= GIVEN EXERCISE =
Each entry that follows must be output without any deviation.

(Data records)
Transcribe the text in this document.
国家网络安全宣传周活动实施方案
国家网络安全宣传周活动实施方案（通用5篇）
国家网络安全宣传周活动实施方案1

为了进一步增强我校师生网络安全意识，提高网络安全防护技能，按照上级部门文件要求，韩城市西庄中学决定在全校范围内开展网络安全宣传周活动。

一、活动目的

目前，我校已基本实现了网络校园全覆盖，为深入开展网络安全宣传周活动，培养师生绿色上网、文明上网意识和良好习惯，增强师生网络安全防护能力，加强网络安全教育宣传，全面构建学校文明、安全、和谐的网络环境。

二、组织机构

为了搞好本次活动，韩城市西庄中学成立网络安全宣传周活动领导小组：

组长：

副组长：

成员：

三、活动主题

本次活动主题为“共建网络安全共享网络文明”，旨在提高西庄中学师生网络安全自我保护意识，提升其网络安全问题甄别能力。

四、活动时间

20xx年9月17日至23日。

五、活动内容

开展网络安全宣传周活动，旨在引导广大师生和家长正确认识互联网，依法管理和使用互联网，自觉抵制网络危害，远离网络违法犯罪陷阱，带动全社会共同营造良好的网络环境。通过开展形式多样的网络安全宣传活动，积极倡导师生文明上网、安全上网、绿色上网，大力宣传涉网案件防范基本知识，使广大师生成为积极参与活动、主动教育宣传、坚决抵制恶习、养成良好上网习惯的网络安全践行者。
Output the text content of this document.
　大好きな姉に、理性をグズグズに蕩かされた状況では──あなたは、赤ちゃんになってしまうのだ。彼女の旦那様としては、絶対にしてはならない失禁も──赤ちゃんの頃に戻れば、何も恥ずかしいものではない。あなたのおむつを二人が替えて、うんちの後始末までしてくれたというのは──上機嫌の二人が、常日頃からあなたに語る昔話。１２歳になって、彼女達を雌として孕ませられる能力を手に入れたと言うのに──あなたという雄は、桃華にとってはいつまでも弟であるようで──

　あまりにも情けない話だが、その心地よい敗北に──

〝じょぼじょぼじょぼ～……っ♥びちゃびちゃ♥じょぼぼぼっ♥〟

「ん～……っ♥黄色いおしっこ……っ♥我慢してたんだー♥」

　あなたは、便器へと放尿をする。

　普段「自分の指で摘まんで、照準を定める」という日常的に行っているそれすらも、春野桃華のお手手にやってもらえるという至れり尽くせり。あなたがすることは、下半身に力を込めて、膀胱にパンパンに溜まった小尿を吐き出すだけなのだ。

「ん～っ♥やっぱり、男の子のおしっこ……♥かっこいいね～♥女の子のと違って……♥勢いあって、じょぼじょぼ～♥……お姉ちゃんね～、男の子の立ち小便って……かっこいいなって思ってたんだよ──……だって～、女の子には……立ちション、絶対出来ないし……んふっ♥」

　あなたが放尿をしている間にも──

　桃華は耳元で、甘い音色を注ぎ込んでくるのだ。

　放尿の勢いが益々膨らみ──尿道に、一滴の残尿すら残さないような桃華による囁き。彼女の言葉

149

= OUTPUT OF THE EXERCISE =
Transcribe the text in this document.
国家网络安全宣传周活动实施方案
国家网络安全宣传周活动实施方案（通用5篇）
国家网络安全宣传周活动实施方案1

为了进一步增强我校师生网络安全意识，提高网络安全防护技能，按照上级部门文件要求，韩城市西庄中学决定在全校范围内开展网络安全宣传周活动。

一、活动目的

目前，我校已基本实现了网络校园全覆盖，为深入开展网络安全宣传周活动，培养师生绿色上网、文明上网意识和良好习惯，增强师生网络安全防护能力，加强网络安全教育宣传，全面构建学校文明、安全、和谐的网络环境。

二、组织机构

为了搞好本次活动，韩城市西庄中学成立网络安全宣传周活动领导小组：

组长：

副组长：

成员：

三、活动主题

本次活动主题为“共建网络安全共享网络文明”，旨在提高西庄中学师生网络安全自我保护意识，提升其网络安全问题甄别能力。

四、活动时间

20xx年9月17日至23日。

五、活动内容

开展网络安全宣传周活动，旨在引导广大师生和家长正确认识互联网，依法管理和使用互联网，自觉抵制网络危害，远离网络违法犯罪陷阱，带动全社会共同营造良好的网络环境。通过开展形式多样的网络安全宣传活动，积极倡导师生文明上网、安全上网、绿色上网，大力宣传涉网案件防范基本知识，使广大师生成为积极参与活动、主动教育宣传、坚决抵制恶习、养成良好上网习惯的网络安全践行者。
Output the text content of this document.
　大好きな姉に、理性をグズグズに蕩かされた状況では──あなたは、赤ちゃんになってしまうのだ。彼女の旦那様としては、絶対にしてはならない失禁も──赤ちゃんの頃に戻れば、何も恥ずかしいものではない。あなたのおむつを二人が替えて、うんちの後始末までしてくれたというのは──上機嫌の二人が、常日頃からあなたに語る昔話。１２歳になって、彼女達を雌として孕ませられる能力を手に入れたと言うのに──あなたという雄は、桃華にとってはいつまでも弟であるようで──

　あまりにも情けない話だが、その心地よい敗北に──

〝じょぼじょぼじょぼ～……っ♥びちゃびちゃ♥じょぼぼぼっ♥〟

「ん～……っ♥黄色いおしっこ……っ♥我慢してたんだー♥」

　あなたは、便器へと放尿をする。

　普段「自分の指で摘まんで、照準を定める」という日常的に行っているそれすらも、春野桃華のお手手にやってもらえるという至れり尽くせり。あなたがすることは、下半身に力を込めて、膀胱にパンパンに溜まった小尿を吐き出すだけなのだ。

「ん～っ♥やっぱり、男の子のおしっこ……♥かっこいいね～♥女の子のと違って……♥勢いあって、じょぼじょぼ～♥……お姉ちゃんね～、男の子の立ち小便って……かっこいいなって思ってたんだよ──……だって～、女の子には……立ちション、絶対出来ないし……んふっ♥」

　あなたが放尿をしている間にも──

　桃華は耳元で、甘い音色を注ぎ込んでくるのだ。

　放尿の勢いが益々膨らみ──尿道に、一滴の残尿すら残さないような桃華による囁き。彼女の言葉

149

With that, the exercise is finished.